- Opening Delimiter -

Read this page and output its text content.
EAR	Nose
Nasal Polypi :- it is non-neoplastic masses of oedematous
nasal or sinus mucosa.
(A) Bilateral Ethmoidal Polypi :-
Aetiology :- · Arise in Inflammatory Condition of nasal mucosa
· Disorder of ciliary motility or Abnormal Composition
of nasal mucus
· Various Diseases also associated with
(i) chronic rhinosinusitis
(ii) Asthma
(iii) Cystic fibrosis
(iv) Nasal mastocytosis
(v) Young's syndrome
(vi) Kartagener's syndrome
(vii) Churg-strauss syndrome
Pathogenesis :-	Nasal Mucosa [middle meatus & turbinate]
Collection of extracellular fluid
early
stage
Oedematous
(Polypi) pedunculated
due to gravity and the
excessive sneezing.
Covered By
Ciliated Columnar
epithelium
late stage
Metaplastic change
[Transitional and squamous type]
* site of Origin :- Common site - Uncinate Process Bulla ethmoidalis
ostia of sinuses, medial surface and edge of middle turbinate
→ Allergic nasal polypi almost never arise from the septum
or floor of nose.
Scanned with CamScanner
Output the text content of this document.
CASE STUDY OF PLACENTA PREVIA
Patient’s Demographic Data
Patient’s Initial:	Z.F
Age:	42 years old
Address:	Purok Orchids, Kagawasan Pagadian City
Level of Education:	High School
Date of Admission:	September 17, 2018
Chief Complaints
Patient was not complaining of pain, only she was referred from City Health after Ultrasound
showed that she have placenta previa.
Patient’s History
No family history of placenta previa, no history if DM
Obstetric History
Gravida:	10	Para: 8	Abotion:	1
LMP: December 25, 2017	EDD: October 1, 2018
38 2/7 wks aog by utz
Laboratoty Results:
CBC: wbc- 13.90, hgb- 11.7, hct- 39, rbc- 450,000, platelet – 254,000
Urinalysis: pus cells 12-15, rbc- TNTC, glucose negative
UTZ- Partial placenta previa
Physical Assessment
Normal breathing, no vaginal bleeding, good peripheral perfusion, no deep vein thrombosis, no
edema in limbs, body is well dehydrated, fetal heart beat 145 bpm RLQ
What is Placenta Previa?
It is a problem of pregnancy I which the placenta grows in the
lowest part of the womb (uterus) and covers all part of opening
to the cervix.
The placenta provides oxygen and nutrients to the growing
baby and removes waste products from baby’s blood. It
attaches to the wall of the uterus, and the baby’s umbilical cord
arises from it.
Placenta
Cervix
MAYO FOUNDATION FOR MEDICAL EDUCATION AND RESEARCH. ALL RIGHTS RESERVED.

- Closing Delimiter -

The full set of entries must be restated exactly, with none omitted.

Read this page and output its text content.
EAR	Nose
Nasal Polypi :- it is non-neoplastic masses of oedematous
nasal or sinus mucosa.
(A) Bilateral Ethmoidal Polypi :-
Aetiology :- · Arise in Inflammatory Condition of nasal mucosa
· Disorder of ciliary motility or Abnormal Composition
of nasal mucus
· Various Diseases also associated with
(i) chronic rhinosinusitis
(ii) Asthma
(iii) Cystic fibrosis
(iv) Nasal mastocytosis
(v) Young's syndrome
(vi) Kartagener's syndrome
(vii) Churg-strauss syndrome
Pathogenesis :-	Nasal Mucosa [middle meatus & turbinate]
Collection of extracellular fluid
early
stage
Oedematous
(Polypi) pedunculated
due to gravity and the
excessive sneezing.
Covered By
Ciliated Columnar
epithelium
late stage
Metaplastic change
[Transitional and squamous type]
* site of Origin :- Common site - Uncinate Process Bulla ethmoidalis
ostia of sinuses, medial surface and edge of middle turbinate
→ Allergic nasal polypi almost never arise from the septum
or floor of nose.
Scanned with CamScanner
Output the text content of this document.
CASE STUDY OF PLACENTA PREVIA
Patient’s Demographic Data
Patient’s Initial:	Z.F
Age:	42 years old
Address:	Purok Orchids, Kagawasan Pagadian City
Level of Education:	High School
Date of Admission:	September 17, 2018
Chief Complaints
Patient was not complaining of pain, only she was referred from City Health after Ultrasound
showed that she have placenta previa.
Patient’s History
No family history of placenta previa, no history if DM
Obstetric History
Gravida:	10	Para: 8	Abotion:	1
LMP: December 25, 2017	EDD: October 1, 2018
38 2/7 wks aog by utz
Laboratoty Results:
CBC: wbc- 13.90, hgb- 11.7, hct- 39, rbc- 450,000, platelet – 254,000
Urinalysis: pus cells 12-15, rbc- TNTC, glucose negative
UTZ- Partial placenta previa
Physical Assessment
Normal breathing, no vaginal bleeding, good peripheral perfusion, no deep vein thrombosis, no
edema in limbs, body is well dehydrated, fetal heart beat 145 bpm RLQ
What is Placenta Previa?
It is a problem of pregnancy I which the placenta grows in the
lowest part of the womb (uterus) and covers all part of opening
to the cervix.
The placenta provides oxygen and nutrients to the growing
baby and removes waste products from baby’s blood. It
attaches to the wall of the uterus, and the baby’s umbilical cord
arises from it.
Placenta
Cervix
MAYO FOUNDATION FOR MEDICAL EDUCATION AND RESEARCH. ALL RIGHTS RESERVED.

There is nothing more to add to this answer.